**Exercise goal:**
Look below for the line with "Decode this image", and from there restate every line word for word until the entries end.

**Data supplied:**
^^^^^^^^
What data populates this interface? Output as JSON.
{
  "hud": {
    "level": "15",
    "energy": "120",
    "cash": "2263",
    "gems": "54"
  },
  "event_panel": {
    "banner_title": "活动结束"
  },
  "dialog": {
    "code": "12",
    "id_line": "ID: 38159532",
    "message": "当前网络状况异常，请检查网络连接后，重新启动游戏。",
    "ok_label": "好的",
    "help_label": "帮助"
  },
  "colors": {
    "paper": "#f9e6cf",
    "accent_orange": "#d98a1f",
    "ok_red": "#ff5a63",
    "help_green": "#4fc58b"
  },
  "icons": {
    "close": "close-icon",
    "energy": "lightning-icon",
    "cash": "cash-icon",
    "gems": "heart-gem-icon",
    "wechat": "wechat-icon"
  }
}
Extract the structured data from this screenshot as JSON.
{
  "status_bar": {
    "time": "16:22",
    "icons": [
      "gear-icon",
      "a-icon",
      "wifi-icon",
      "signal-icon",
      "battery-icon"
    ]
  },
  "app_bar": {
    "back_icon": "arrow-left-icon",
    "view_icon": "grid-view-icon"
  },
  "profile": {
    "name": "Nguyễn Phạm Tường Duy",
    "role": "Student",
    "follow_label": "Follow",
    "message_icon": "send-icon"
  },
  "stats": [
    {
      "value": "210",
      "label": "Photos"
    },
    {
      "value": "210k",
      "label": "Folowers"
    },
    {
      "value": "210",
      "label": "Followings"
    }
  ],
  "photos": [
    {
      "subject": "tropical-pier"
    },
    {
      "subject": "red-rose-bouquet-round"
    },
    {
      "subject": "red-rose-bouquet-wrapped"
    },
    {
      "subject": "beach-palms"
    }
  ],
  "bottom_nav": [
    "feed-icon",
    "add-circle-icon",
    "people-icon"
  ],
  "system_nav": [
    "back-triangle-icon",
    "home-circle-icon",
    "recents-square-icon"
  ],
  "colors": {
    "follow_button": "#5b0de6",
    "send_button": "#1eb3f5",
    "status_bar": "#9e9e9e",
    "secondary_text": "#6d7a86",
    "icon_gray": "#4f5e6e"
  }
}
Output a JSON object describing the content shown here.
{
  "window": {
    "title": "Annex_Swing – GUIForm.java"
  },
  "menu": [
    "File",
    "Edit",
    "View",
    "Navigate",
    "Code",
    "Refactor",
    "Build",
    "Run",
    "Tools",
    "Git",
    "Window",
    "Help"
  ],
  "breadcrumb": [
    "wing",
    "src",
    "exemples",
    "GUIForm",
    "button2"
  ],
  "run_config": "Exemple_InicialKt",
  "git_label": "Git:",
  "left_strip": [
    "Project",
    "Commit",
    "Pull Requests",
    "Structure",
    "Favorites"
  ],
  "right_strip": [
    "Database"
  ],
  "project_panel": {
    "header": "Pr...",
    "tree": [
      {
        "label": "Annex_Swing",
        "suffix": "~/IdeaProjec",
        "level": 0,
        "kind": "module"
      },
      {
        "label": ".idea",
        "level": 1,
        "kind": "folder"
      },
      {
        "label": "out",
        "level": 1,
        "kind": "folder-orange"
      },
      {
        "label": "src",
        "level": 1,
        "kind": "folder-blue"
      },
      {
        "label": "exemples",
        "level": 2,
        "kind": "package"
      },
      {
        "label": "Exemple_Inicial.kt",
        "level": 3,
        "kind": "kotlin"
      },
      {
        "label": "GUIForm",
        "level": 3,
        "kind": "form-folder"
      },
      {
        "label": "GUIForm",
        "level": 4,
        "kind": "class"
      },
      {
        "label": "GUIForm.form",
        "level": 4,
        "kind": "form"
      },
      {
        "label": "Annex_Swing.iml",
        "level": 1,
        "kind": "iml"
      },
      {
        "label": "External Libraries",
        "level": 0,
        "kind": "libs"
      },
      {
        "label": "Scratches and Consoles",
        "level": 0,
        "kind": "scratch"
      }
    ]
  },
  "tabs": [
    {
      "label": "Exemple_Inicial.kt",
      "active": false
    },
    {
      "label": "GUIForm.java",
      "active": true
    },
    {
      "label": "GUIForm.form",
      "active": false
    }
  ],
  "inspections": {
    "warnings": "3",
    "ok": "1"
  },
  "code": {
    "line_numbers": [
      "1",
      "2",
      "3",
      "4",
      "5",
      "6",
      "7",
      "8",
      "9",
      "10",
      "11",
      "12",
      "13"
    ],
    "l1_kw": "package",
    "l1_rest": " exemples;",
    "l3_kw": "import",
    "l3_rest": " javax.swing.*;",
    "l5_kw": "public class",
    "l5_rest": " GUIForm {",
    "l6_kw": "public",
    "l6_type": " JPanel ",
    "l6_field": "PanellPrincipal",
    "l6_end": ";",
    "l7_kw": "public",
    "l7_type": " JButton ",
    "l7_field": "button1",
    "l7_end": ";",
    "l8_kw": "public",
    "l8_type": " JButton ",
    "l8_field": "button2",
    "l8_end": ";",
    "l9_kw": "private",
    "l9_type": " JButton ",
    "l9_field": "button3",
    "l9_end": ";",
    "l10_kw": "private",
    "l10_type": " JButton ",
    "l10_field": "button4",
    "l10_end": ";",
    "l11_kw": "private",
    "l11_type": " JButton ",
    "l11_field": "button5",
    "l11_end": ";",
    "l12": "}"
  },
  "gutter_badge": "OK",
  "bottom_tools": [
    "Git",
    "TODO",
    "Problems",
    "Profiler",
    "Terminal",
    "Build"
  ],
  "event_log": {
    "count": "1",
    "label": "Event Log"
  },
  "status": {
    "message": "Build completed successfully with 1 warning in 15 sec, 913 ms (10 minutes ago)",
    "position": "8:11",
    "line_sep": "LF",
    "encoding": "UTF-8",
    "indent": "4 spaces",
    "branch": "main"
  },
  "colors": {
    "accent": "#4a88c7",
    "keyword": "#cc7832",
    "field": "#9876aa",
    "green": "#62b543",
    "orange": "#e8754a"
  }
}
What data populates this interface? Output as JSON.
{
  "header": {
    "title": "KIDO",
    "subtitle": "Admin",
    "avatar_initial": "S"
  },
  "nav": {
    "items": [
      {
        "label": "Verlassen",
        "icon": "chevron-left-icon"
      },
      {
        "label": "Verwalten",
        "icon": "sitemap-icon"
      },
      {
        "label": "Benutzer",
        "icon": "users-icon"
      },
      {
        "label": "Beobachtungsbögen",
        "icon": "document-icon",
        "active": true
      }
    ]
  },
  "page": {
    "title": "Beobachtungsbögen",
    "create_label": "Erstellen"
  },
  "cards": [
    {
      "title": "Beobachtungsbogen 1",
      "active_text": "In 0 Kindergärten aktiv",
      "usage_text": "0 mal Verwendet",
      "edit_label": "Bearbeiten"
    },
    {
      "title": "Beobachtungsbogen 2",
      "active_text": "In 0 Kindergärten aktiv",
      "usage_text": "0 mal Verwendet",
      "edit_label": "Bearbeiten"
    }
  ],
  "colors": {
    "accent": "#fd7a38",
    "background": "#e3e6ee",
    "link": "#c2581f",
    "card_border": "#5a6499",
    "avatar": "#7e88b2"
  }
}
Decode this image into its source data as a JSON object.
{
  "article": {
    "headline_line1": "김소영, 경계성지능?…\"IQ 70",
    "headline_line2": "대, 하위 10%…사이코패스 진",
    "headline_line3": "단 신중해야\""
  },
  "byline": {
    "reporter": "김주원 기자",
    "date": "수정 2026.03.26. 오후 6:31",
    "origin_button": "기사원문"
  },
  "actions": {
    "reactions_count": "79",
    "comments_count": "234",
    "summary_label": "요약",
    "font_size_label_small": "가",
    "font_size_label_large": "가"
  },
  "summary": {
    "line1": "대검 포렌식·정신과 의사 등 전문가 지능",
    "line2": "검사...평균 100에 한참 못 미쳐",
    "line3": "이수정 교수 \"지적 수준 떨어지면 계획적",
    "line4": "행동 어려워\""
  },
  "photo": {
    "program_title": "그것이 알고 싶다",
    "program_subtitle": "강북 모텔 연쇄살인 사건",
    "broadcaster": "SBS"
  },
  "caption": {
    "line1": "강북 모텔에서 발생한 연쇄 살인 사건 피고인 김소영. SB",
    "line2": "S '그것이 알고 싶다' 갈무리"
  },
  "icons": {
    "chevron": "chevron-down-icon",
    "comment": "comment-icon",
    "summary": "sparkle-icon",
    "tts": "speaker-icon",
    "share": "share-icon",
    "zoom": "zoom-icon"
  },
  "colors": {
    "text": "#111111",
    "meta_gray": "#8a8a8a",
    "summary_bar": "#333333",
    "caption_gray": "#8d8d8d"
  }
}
^^^^^^^^
**Answer for the task:**
Decode this image into its source data as a JSON object.
{
  "article": {
    "headline_line1": "김소영, 경계성지능?…\"IQ 70",
    "headline_line2": "대, 하위 10%…사이코패스 진",
    "headline_line3": "단 신중해야\""
  },
  "byline": {
    "reporter": "김주원 기자",
    "date": "수정 2026.03.26. 오후 6:31",
    "origin_button": "기사원문"
  },
  "actions": {
    "reactions_count": "79",
    "comments_count": "234",
    "summary_label": "요약",
    "font_size_label_small": "가",
    "font_size_label_large": "가"
  },
  "summary": {
    "line1": "대검 포렌식·정신과 의사 등 전문가 지능",
    "line2": "검사...평균 100에 한참 못 미쳐",
    "line3": "이수정 교수 \"지적 수준 떨어지면 계획적",
    "line4": "행동 어려워\""
  },
  "photo": {
    "program_title": "그것이 알고 싶다",
    "program_subtitle": "강북 모텔 연쇄살인 사건",
    "broadcaster": "SBS"
  },
  "caption": {
    "line1": "강북 모텔에서 발생한 연쇄 살인 사건 피고인 김소영. SB",
    "line2": "S '그것이 알고 싶다' 갈무리"
  },
  "icons": {
    "chevron": "chevron-down-icon",
    "comment": "comment-icon",
    "summary": "sparkle-icon",
    "tts": "speaker-icon",
    "share": "share-icon",
    "zoom": "zoom-icon"
  },
  "colors": {
    "text": "#111111",
    "meta_gray": "#8a8a8a",
    "summary_bar": "#333333",
    "caption_gray": "#8d8d8d"
  }
}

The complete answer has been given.